◆ **Problem details**: Every entry must be echoed exactly.

— Start of Dataset content —

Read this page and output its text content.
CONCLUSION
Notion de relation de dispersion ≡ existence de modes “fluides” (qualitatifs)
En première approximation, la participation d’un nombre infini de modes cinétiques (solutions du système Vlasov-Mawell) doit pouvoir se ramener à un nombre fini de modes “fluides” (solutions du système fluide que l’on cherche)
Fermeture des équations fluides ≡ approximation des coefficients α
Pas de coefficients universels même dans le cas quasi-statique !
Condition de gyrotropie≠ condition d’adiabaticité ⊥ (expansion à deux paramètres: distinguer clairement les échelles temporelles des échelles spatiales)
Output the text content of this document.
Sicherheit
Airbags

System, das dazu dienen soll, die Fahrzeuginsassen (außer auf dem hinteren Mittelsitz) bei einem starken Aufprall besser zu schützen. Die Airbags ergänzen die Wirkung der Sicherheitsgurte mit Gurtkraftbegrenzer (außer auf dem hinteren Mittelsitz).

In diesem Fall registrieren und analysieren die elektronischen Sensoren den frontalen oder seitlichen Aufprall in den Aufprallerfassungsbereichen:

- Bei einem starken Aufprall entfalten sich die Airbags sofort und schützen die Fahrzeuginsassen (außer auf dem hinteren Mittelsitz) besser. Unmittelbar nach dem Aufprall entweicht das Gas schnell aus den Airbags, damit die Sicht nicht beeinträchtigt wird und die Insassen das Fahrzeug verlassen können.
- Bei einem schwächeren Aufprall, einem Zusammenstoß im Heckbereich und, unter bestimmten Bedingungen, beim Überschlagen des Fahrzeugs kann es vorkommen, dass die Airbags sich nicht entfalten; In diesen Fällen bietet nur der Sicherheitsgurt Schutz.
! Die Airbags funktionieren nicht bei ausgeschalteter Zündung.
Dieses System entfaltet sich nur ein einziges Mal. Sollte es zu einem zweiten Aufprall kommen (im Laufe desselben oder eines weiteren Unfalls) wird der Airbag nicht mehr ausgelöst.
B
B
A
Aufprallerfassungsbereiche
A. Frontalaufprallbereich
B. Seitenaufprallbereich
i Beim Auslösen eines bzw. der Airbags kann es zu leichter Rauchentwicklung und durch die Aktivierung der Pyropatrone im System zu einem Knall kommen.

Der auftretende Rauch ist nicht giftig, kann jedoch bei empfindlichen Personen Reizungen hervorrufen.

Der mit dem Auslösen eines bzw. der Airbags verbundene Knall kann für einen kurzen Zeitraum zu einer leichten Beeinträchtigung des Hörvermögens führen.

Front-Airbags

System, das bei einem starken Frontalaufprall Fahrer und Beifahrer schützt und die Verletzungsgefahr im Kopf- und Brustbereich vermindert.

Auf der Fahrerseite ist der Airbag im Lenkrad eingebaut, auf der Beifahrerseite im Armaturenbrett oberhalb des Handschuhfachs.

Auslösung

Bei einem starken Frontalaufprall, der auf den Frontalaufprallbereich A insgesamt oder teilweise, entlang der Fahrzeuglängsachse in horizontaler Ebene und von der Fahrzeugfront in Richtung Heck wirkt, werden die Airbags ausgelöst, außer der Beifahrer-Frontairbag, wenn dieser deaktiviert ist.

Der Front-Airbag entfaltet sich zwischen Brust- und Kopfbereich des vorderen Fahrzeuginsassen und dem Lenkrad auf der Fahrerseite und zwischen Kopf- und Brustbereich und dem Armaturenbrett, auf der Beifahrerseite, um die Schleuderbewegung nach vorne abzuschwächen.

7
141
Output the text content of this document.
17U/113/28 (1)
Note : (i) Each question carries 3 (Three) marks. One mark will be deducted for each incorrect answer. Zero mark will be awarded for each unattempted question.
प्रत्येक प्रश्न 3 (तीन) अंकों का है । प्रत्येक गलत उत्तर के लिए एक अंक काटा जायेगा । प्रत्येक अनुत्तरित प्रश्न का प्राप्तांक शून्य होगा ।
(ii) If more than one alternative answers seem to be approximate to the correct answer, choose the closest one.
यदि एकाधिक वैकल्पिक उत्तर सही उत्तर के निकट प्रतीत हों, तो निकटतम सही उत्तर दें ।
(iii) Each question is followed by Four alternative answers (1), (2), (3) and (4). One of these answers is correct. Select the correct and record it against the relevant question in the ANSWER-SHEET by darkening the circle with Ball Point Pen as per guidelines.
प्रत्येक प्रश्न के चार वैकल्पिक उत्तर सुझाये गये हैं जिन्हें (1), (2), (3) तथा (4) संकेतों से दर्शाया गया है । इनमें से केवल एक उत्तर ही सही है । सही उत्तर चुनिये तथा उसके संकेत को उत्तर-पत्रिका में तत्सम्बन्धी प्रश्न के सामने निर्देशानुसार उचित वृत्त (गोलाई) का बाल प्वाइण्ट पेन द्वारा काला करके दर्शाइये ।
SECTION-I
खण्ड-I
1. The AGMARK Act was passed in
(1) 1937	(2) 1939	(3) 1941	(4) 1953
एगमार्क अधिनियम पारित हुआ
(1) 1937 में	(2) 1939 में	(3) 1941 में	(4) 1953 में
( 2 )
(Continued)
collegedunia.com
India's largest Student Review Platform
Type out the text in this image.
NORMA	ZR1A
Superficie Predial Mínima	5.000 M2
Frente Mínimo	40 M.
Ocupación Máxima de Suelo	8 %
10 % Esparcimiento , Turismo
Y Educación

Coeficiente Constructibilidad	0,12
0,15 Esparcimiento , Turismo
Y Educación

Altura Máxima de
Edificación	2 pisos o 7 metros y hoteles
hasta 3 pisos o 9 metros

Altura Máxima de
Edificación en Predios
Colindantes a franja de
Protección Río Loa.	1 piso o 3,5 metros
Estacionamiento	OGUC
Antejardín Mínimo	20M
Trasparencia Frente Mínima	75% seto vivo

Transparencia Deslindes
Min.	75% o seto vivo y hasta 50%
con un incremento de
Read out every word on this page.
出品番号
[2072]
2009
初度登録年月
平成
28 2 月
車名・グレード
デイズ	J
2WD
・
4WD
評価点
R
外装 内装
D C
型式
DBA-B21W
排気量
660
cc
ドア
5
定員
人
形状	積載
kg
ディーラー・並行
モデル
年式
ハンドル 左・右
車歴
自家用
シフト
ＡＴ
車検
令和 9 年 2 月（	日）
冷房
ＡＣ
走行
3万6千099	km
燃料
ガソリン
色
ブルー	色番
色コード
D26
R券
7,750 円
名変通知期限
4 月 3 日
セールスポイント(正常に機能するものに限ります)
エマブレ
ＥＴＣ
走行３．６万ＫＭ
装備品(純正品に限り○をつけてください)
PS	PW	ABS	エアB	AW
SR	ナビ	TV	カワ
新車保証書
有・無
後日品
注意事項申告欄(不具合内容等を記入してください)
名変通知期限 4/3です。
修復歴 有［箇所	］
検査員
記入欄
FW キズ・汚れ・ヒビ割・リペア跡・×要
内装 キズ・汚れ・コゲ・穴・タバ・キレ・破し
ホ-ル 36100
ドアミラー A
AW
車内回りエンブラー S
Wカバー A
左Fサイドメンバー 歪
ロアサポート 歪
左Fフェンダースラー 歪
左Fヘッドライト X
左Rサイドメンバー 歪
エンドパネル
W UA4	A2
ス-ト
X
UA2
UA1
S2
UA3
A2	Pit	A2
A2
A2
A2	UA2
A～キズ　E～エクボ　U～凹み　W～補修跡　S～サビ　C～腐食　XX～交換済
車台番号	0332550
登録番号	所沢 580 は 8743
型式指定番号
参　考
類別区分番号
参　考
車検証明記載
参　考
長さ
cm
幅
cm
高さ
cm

— End of Dataset content —

◆ **Solution for this problem**:
Read this page and output its text content.
CONCLUSION
Notion de relation de dispersion ≡ existence de modes “fluides” (qualitatifs)
En première approximation, la participation d’un nombre infini de modes cinétiques (solutions du système Vlasov-Mawell) doit pouvoir se ramener à un nombre fini de modes “fluides” (solutions du système fluide que l’on cherche)
Fermeture des équations fluides ≡ approximation des coefficients α
Pas de coefficients universels même dans le cas quasi-statique !
Condition de gyrotropie≠ condition d’adiabaticité ⊥ (expansion à deux paramètres: distinguer clairement les échelles temporelles des échelles spatiales)
Output the text content of this document.
Sicherheit
Airbags

System, das dazu dienen soll, die Fahrzeuginsassen (außer auf dem hinteren Mittelsitz) bei einem starken Aufprall besser zu schützen. Die Airbags ergänzen die Wirkung der Sicherheitsgurte mit Gurtkraftbegrenzer (außer auf dem hinteren Mittelsitz).

In diesem Fall registrieren und analysieren die elektronischen Sensoren den frontalen oder seitlichen Aufprall in den Aufprallerfassungsbereichen:

- Bei einem starken Aufprall entfalten sich die Airbags sofort und schützen die Fahrzeuginsassen (außer auf dem hinteren Mittelsitz) besser. Unmittelbar nach dem Aufprall entweicht das Gas schnell aus den Airbags, damit die Sicht nicht beeinträchtigt wird und die Insassen das Fahrzeug verlassen können.
- Bei einem schwächeren Aufprall, einem Zusammenstoß im Heckbereich und, unter bestimmten Bedingungen, beim Überschlagen des Fahrzeugs kann es vorkommen, dass die Airbags sich nicht entfalten; In diesen Fällen bietet nur der Sicherheitsgurt Schutz.
! Die Airbags funktionieren nicht bei ausgeschalteter Zündung.
Dieses System entfaltet sich nur ein einziges Mal. Sollte es zu einem zweiten Aufprall kommen (im Laufe desselben oder eines weiteren Unfalls) wird der Airbag nicht mehr ausgelöst.
B
B
A
Aufprallerfassungsbereiche
A. Frontalaufprallbereich
B. Seitenaufprallbereich
i Beim Auslösen eines bzw. der Airbags kann es zu leichter Rauchentwicklung und durch die Aktivierung der Pyropatrone im System zu einem Knall kommen.

Der auftretende Rauch ist nicht giftig, kann jedoch bei empfindlichen Personen Reizungen hervorrufen.

Der mit dem Auslösen eines bzw. der Airbags verbundene Knall kann für einen kurzen Zeitraum zu einer leichten Beeinträchtigung des Hörvermögens führen.

Front-Airbags

System, das bei einem starken Frontalaufprall Fahrer und Beifahrer schützt und die Verletzungsgefahr im Kopf- und Brustbereich vermindert.

Auf der Fahrerseite ist der Airbag im Lenkrad eingebaut, auf der Beifahrerseite im Armaturenbrett oberhalb des Handschuhfachs.

Auslösung

Bei einem starken Frontalaufprall, der auf den Frontalaufprallbereich A insgesamt oder teilweise, entlang der Fahrzeuglängsachse in horizontaler Ebene und von der Fahrzeugfront in Richtung Heck wirkt, werden die Airbags ausgelöst, außer der Beifahrer-Frontairbag, wenn dieser deaktiviert ist.

Der Front-Airbag entfaltet sich zwischen Brust- und Kopfbereich des vorderen Fahrzeuginsassen und dem Lenkrad auf der Fahrerseite und zwischen Kopf- und Brustbereich und dem Armaturenbrett, auf der Beifahrerseite, um die Schleuderbewegung nach vorne abzuschwächen.

7
141
Output the text content of this document.
17U/113/28 (1)
Note : (i) Each question carries 3 (Three) marks. One mark will be deducted for each incorrect answer. Zero mark will be awarded for each unattempted question.
प्रत्येक प्रश्न 3 (तीन) अंकों का है । प्रत्येक गलत उत्तर के लिए एक अंक काटा जायेगा । प्रत्येक अनुत्तरित प्रश्न का प्राप्तांक शून्य होगा ।
(ii) If more than one alternative answers seem to be approximate to the correct answer, choose the closest one.
यदि एकाधिक वैकल्पिक उत्तर सही उत्तर के निकट प्रतीत हों, तो निकटतम सही उत्तर दें ।
(iii) Each question is followed by Four alternative answers (1), (2), (3) and (4). One of these answers is correct. Select the correct and record it against the relevant question in the ANSWER-SHEET by darkening the circle with Ball Point Pen as per guidelines.
प्रत्येक प्रश्न के चार वैकल्पिक उत्तर सुझाये गये हैं जिन्हें (1), (2), (3) तथा (4) संकेतों से दर्शाया गया है । इनमें से केवल एक उत्तर ही सही है । सही उत्तर चुनिये तथा उसके संकेत को उत्तर-पत्रिका में तत्सम्बन्धी प्रश्न के सामने निर्देशानुसार उचित वृत्त (गोलाई) का बाल प्वाइण्ट पेन द्वारा काला करके दर्शाइये ।
SECTION-I
खण्ड-I
1. The AGMARK Act was passed in
(1) 1937	(2) 1939	(3) 1941	(4) 1953
एगमार्क अधिनियम पारित हुआ
(1) 1937 में	(2) 1939 में	(3) 1941 में	(4) 1953 में
( 2 )
(Continued)
collegedunia.com
India's largest Student Review Platform
Type out the text in this image.
NORMA	ZR1A
Superficie Predial Mínima	5.000 M2
Frente Mínimo	40 M.
Ocupación Máxima de Suelo	8 %
10 % Esparcimiento , Turismo
Y Educación

Coeficiente Constructibilidad	0,12
0,15 Esparcimiento , Turismo
Y Educación

Altura Máxima de
Edificación	2 pisos o 7 metros y hoteles
hasta 3 pisos o 9 metros

Altura Máxima de
Edificación en Predios
Colindantes a franja de
Protección Río Loa.	1 piso o 3,5 metros
Estacionamiento	OGUC
Antejardín Mínimo	20M
Trasparencia Frente Mínima	75% seto vivo

Transparencia Deslindes
Min.	75% o seto vivo y hasta 50%
con un incremento de
Read out every word on this page.
出品番号
[2072]
2009
初度登録年月
平成
28 2 月
車名・グレード
デイズ	J
2WD
・
4WD
評価点
R
外装 内装
D C
型式
DBA-B21W
排気量
660
cc
ドア
5
定員
人
形状	積載
kg
ディーラー・並行
モデル
年式
ハンドル 左・右
車歴
自家用
シフト
ＡＴ
車検
令和 9 年 2 月（	日）
冷房
ＡＣ
走行
3万6千099	km
燃料
ガソリン
色
ブルー	色番
色コード
D26
R券
7,750 円
名変通知期限
4 月 3 日
セールスポイント(正常に機能するものに限ります)
エマブレ
ＥＴＣ
走行３．６万ＫＭ
装備品(純正品に限り○をつけてください)
PS	PW	ABS	エアB	AW
SR	ナビ	TV	カワ
新車保証書
有・無
後日品
注意事項申告欄(不具合内容等を記入してください)
名変通知期限 4/3です。
修復歴 有［箇所	］
検査員
記入欄
FW キズ・汚れ・ヒビ割・リペア跡・×要
内装 キズ・汚れ・コゲ・穴・タバ・キレ・破し
ホ-ル 36100
ドアミラー A
AW
車内回りエンブラー S
Wカバー A
左Fサイドメンバー 歪
ロアサポート 歪
左Fフェンダースラー 歪
左Fヘッドライト X
左Rサイドメンバー 歪
エンドパネル
W UA4	A2
ス-ト
X
UA2
UA1
S2
UA3
A2	Pit	A2
A2
A2
A2	UA2
A～キズ　E～エクボ　U～凹み　W～補修跡　S～サビ　C～腐食　XX～交換済
車台番号	0332550
登録番号	所沢 580 は 8743
型式指定番号
参　考
類別区分番号
参　考
車検証明記載
参　考
長さ
cm
幅
cm
高さ
cm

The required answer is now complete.